=== SUPPLIED ENTRIES ===

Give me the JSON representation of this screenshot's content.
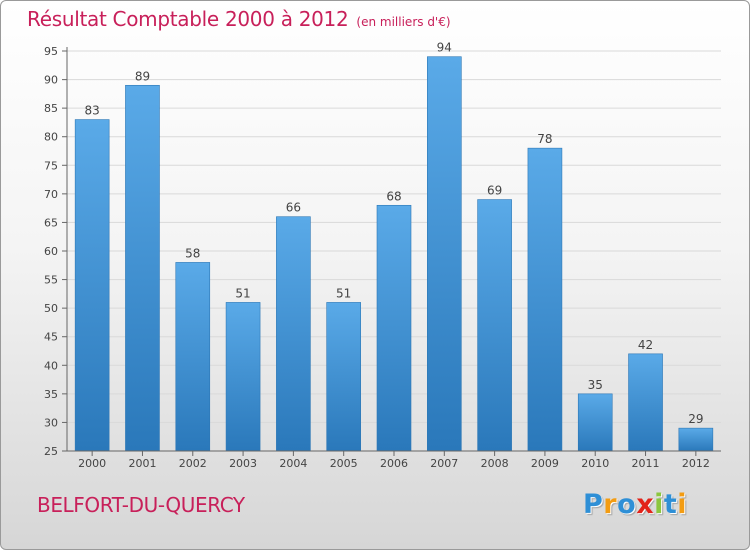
{
  "chart_data": {
    "type": "bar",
    "title": "Résultat Comptable 2000 à 2012",
    "subtitle": "(en milliers d'€)",
    "categories": [
      "2000",
      "2001",
      "2002",
      "2003",
      "2004",
      "2005",
      "2006",
      "2007",
      "2008",
      "2009",
      "2010",
      "2011",
      "2012"
    ],
    "values": [
      83,
      89,
      58,
      51,
      66,
      51,
      68,
      94,
      69,
      78,
      35,
      42,
      29
    ],
    "ylim": [
      25,
      95
    ],
    "yticks": [
      25,
      30,
      35,
      40,
      45,
      50,
      55,
      60,
      65,
      70,
      75,
      80,
      85,
      90,
      95
    ],
    "xlabel": "",
    "ylabel": "",
    "grid": true
  },
  "footer": {
    "commune": "BELFORT-DU-QUERCY",
    "logo_letters": [
      "P",
      "r",
      "o",
      "x",
      "i",
      "t",
      "i"
    ],
    "logo_colors": [
      "#2e8fd6",
      "#f39c12",
      "#2e8fd6",
      "#e2231a",
      "#8cc63f",
      "#2e8fd6",
      "#f39c12"
    ]
  },
  "colors": {
    "accent": "#c8205a",
    "bar_top": "#5aaae8",
    "bar_bottom": "#2a78ba"
  }
}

===

Extract all the data above exactly, excluding every picture.

Give me the JSON representation of this screenshot's content.
{
  "chart_data": {
    "type": "bar",
    "title": "Résultat Comptable 2000 à 2012",
    "subtitle": "(en milliers d'€)",
    "categories": [
      "2000",
      "2001",
      "2002",
      "2003",
      "2004",
      "2005",
      "2006",
      "2007",
      "2008",
      "2009",
      "2010",
      "2011",
      "2012"
    ],
    "values": [
      83,
      89,
      58,
      51,
      66,
      51,
      68,
      94,
      69,
      78,
      35,
      42,
      29
    ],
    "ylim": [
      25,
      95
    ],
    "yticks": [
      25,
      30,
      35,
      40,
      45,
      50,
      55,
      60,
      65,
      70,
      75,
      80,
      85,
      90,
      95
    ],
    "xlabel": "",
    "ylabel": "",
    "grid": true
  },
  "footer": {
    "commune": "BELFORT-DU-QUERCY",
    "logo_letters": [
      "P",
      "r",
      "o",
      "x",
      "i",
      "t",
      "i"
    ],
    "logo_colors": [
      "#2e8fd6",
      "#f39c12",
      "#2e8fd6",
      "#e2231a",
      "#8cc63f",
      "#2e8fd6",
      "#f39c12"
    ]
  },
  "colors": {
    "accent": "#c8205a",
    "bar_top": "#5aaae8",
    "bar_bottom": "#2a78ba"
  }
}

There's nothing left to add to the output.